- **PROVIDED MATERIAL**:
==================================================

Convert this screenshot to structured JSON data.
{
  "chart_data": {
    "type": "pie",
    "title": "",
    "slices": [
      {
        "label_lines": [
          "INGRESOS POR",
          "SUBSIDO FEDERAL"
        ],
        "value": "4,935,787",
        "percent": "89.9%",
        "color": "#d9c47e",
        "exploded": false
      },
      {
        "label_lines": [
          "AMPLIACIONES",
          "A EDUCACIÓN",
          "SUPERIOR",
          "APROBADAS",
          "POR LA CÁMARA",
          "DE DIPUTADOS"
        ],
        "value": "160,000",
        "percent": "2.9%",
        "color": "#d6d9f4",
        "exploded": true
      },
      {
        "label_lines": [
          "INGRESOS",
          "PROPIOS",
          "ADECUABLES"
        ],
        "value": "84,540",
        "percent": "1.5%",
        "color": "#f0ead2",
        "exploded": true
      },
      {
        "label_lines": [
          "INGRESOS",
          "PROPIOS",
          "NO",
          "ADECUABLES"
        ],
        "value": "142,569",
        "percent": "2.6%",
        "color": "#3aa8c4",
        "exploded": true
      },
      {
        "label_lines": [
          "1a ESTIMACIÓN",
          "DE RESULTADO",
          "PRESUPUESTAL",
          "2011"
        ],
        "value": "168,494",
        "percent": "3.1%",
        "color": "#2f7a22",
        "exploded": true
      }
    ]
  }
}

==================================================

From the data, list each line in which the string "percent" appears.

        "percent": "89.9%",
        "percent": "2.9%",
        "percent": "1.5%",
        "percent": "2.6%",
        "percent": "3.1%",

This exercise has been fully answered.